▶ **Problem description**
Return every line of the data below that includes the string "Specifity".

▶ **Items**
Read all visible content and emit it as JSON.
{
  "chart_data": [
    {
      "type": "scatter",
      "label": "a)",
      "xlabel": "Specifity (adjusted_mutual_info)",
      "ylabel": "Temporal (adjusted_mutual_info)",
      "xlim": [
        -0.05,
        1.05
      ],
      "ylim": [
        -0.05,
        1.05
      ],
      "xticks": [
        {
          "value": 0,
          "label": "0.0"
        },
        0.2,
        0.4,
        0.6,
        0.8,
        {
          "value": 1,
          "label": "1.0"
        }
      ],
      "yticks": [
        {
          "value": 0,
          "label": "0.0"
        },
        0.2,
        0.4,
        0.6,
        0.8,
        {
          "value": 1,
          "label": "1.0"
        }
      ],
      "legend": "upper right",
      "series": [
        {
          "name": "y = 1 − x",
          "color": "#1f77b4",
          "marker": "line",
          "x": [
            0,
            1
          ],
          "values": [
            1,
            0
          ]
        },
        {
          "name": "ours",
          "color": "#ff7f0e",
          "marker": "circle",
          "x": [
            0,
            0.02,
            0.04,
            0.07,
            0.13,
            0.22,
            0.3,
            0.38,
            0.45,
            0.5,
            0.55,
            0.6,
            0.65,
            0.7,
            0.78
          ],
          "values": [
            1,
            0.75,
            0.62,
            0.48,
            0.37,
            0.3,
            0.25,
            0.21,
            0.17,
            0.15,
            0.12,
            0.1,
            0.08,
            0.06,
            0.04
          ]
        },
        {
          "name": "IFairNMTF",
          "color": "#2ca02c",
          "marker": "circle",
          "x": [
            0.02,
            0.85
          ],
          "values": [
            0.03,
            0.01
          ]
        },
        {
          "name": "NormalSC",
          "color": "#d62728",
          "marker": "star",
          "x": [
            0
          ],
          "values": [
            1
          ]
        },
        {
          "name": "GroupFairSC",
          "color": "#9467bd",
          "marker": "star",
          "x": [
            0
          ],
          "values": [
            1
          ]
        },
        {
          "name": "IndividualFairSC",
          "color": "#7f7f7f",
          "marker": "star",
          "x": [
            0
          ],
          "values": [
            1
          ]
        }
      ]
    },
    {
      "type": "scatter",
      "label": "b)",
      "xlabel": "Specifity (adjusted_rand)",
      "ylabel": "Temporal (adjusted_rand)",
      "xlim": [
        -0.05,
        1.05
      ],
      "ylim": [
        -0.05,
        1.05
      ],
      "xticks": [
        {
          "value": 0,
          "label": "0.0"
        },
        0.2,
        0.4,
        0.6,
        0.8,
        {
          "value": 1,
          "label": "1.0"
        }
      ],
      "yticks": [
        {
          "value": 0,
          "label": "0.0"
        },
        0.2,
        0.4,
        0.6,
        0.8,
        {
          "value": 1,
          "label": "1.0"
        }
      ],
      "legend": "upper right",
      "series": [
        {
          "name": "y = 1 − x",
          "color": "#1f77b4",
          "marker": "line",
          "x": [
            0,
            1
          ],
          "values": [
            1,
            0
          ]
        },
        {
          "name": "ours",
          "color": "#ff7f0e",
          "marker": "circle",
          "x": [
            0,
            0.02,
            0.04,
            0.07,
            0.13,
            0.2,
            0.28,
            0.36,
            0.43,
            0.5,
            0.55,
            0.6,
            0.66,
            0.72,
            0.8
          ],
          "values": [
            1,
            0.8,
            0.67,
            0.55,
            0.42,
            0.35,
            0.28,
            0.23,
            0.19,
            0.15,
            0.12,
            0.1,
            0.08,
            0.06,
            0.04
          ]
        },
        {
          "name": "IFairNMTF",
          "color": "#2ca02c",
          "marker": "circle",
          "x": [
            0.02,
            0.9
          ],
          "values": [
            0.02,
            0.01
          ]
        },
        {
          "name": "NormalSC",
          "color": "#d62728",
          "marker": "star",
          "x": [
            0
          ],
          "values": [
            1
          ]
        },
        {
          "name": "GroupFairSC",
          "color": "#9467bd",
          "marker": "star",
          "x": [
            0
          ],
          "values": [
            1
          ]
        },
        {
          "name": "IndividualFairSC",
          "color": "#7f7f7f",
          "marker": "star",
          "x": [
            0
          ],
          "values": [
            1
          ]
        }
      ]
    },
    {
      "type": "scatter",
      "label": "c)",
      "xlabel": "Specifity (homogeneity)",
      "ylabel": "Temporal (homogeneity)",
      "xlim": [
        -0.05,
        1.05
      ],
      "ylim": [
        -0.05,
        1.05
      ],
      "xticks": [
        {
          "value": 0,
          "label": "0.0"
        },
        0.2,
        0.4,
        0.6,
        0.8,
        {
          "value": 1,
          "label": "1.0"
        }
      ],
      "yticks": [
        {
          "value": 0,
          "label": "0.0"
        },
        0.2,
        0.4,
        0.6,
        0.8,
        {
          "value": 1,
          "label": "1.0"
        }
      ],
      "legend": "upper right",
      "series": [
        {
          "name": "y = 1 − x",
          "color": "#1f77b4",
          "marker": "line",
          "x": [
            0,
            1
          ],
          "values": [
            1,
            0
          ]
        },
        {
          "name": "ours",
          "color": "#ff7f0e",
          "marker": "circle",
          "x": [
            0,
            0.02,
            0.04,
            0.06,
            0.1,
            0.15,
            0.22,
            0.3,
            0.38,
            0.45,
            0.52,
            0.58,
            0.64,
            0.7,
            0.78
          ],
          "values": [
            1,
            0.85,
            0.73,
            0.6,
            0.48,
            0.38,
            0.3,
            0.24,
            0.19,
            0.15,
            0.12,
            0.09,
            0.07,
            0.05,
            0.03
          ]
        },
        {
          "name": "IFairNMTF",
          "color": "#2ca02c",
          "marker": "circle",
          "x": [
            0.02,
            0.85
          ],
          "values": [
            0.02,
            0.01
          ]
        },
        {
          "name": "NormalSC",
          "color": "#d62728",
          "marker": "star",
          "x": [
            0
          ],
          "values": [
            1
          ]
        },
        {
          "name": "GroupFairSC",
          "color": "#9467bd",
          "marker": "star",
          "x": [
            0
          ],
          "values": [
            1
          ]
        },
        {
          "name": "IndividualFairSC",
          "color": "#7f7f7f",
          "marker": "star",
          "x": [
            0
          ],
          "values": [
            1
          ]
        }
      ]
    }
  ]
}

▶ **Solution to this task**
      "xlabel": "Specifity (adjusted_mutual_info)",
      "xlabel": "Specifity (adjusted_rand)",
      "xlabel": "Specifity (homogeneity)",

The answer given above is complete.